• [YOUR TASK] Copy each line of the records that contains the word "primary".

Data entries:
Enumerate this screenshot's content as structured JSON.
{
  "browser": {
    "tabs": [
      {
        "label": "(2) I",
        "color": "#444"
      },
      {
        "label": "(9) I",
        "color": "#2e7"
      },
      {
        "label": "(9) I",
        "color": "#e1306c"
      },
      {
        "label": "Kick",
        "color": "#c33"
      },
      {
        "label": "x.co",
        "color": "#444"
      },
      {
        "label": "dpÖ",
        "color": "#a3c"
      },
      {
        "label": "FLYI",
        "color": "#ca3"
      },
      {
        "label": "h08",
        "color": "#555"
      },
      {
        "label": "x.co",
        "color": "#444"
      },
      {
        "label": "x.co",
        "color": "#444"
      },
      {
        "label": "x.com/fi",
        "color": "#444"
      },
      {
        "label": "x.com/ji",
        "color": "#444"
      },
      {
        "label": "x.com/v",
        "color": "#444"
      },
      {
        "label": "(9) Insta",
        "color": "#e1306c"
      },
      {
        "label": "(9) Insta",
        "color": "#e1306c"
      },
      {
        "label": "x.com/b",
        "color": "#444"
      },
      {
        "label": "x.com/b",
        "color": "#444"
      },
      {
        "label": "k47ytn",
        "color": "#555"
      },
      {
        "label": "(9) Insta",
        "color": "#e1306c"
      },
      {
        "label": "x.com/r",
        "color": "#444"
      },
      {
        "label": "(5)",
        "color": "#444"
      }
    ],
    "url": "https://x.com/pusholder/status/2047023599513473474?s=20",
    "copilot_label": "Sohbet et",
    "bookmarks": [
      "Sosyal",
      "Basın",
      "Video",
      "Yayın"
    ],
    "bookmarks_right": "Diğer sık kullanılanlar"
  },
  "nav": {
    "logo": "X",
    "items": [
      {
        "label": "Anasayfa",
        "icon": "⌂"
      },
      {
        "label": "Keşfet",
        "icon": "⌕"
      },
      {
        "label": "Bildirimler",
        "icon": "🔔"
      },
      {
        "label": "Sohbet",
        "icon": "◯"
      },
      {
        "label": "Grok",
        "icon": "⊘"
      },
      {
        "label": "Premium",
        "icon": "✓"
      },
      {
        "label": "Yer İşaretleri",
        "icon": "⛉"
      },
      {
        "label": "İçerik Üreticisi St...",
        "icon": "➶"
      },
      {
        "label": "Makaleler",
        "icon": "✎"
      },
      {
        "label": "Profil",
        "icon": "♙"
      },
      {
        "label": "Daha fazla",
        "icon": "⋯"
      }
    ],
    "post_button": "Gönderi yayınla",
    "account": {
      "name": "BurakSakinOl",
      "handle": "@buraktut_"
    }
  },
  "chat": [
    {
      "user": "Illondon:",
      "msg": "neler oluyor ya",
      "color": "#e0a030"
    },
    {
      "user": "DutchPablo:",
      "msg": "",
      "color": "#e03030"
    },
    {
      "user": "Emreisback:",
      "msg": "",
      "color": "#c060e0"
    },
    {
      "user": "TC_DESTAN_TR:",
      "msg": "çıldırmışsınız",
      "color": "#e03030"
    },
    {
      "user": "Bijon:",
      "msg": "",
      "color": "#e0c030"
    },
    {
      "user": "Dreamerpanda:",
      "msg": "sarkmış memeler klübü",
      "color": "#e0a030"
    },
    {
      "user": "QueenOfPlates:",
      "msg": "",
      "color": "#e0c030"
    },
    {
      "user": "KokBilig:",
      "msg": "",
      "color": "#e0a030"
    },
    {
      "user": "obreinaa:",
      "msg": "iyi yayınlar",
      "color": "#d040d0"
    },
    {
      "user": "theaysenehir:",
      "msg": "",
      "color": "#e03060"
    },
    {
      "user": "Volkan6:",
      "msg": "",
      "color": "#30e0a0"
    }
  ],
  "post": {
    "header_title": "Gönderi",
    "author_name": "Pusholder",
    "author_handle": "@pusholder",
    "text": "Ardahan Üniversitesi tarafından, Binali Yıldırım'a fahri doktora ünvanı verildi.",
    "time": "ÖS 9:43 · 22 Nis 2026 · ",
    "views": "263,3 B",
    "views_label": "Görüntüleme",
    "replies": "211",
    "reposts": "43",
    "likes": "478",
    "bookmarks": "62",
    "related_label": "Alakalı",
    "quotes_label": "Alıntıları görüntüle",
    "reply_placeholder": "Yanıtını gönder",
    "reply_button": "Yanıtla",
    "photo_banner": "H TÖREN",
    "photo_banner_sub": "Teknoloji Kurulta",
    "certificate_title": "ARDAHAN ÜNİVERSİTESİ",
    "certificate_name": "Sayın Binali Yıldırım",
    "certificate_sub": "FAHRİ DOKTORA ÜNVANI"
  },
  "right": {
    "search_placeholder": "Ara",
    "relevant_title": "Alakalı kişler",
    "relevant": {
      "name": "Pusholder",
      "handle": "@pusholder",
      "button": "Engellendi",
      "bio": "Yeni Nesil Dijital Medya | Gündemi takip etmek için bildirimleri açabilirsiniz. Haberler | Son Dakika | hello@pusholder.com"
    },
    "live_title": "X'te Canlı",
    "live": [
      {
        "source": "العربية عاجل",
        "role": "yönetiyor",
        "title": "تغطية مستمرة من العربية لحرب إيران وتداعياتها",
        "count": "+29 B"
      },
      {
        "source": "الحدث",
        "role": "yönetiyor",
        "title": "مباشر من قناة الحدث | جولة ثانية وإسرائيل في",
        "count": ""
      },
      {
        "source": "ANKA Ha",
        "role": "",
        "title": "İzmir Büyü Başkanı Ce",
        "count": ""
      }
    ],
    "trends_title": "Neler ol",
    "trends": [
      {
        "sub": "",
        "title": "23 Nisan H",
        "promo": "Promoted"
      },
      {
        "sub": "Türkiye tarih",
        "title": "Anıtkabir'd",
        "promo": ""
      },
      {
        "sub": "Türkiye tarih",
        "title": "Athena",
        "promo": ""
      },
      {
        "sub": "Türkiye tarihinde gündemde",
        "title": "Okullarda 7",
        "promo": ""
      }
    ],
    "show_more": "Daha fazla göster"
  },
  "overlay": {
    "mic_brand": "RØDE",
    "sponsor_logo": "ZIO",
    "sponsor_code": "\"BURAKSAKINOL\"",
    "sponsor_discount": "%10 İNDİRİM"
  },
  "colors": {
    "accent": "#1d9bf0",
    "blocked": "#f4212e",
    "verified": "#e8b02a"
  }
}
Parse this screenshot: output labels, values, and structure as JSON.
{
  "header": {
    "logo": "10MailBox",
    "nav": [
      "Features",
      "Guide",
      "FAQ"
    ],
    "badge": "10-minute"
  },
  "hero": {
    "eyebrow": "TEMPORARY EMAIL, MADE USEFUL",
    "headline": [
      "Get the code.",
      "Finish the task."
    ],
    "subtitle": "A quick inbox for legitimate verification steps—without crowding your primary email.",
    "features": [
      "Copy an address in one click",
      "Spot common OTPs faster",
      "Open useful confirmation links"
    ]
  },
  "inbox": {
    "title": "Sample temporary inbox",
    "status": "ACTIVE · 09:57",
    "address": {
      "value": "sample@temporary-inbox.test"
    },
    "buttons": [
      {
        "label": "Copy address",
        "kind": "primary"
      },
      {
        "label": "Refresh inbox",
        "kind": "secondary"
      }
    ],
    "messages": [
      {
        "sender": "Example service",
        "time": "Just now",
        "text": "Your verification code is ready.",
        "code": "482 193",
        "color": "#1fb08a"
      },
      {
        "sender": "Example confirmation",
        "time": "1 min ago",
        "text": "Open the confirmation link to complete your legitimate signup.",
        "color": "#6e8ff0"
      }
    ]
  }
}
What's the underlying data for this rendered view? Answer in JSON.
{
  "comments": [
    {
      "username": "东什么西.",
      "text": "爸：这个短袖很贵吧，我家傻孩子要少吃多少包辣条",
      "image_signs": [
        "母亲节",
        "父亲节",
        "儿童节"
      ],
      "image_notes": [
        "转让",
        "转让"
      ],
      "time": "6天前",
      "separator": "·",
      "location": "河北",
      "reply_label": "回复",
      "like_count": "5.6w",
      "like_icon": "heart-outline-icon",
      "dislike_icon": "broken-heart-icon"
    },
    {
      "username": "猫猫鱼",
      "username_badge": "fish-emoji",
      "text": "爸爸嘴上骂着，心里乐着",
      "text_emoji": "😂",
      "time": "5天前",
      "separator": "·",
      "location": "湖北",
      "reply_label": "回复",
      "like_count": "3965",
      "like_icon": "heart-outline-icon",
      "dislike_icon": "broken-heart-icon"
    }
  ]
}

• [FINAL RESULT]
    "subtitle": "A quick inbox for legitimate verification steps—without crowding your primary email.",
        "kind": "primary"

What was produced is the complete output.